**WHAT YOU HAVE TO DO:**
The material below should be written out in full and exactly; pictures stay out of the copy.

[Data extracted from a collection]
== == ==
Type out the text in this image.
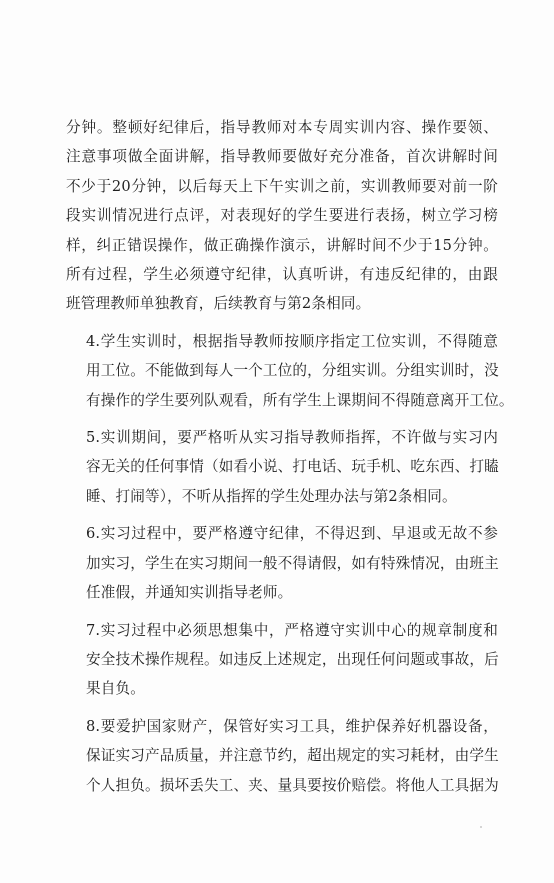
分钟。整顿好纪律后，指导教师对本专周实训内容、操作要领、
注意事项做全面讲解，指导教师要做好充分准备，首次讲解时间
不少于20分钟，以后每天上下午实训之前，实训教师要对前一阶
段实训情况进行点评，对表现好的学生要进行表扬，树立学习榜
样，纠正错误操作，做正确操作演示，讲解时间不少于15分钟。
所有过程，学生必须遵守纪律，认真听讲，有违反纪律的，由跟
班管理教师单独教育，后续教育与第2条相同。

4.学生实训时，根据指导教师按顺序指定工位实训，不得随意
用工位。不能做到每人一个工位的，分组实训。分组实训时，没
有操作的学生要列队观看，所有学生上课期间不得随意离开工位。

5.实训期间，要严格听从实习指导教师指挥，不许做与实习内
容无关的任何事情（如看小说、打电话、玩手机、吃东西、打瞌
睡、打闹等），不听从指挥的学生处理办法与第2条相同。

6.实习过程中，要严格遵守纪律，不得迟到、早退或无故不参
加实习，学生在实习期间一般不得请假，如有特殊情况，由班主
任准假，并通知实训指导老师。

7.实习过程中必须思想集中，严格遵守实训中心的规章制度和
安全技术操作规程。如违反上述规定，出现任何问题或事故，后
果自负。

8.要爱护国家财产，保管好实习工具，维护保养好机器设备，
保证实习产品质量，并注意节约，超出规定的实习耗材，由学生
个人担负。损坏丢失工、夹、量具要按价赔偿。将他人工具据为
== == ==
**CORRECT ANSWER:**
Type out the text in this image.
分钟。整顿好纪律后，指导教师对本专周实训内容、操作要领、
注意事项做全面讲解，指导教师要做好充分准备，首次讲解时间
不少于20分钟，以后每天上下午实训之前，实训教师要对前一阶
段实训情况进行点评，对表现好的学生要进行表扬，树立学习榜
样，纠正错误操作，做正确操作演示，讲解时间不少于15分钟。
所有过程，学生必须遵守纪律，认真听讲，有违反纪律的，由跟
班管理教师单独教育，后续教育与第2条相同。

4.学生实训时，根据指导教师按顺序指定工位实训，不得随意
用工位。不能做到每人一个工位的，分组实训。分组实训时，没
有操作的学生要列队观看，所有学生上课期间不得随意离开工位。

5.实训期间，要严格听从实习指导教师指挥，不许做与实习内
容无关的任何事情（如看小说、打电话、玩手机、吃东西、打瞌
睡、打闹等），不听从指挥的学生处理办法与第2条相同。

6.实习过程中，要严格遵守纪律，不得迟到、早退或无故不参
加实习，学生在实习期间一般不得请假，如有特殊情况，由班主
任准假，并通知实训指导老师。

7.实习过程中必须思想集中，严格遵守实训中心的规章制度和
安全技术操作规程。如违反上述规定，出现任何问题或事故，后
果自负。

8.要爱护国家财产，保管好实习工具，维护保养好机器设备，
保证实习产品质量，并注意节约，超出规定的实习耗材，由学生
个人担负。损坏丢失工、夹、量具要按价赔偿。将他人工具据为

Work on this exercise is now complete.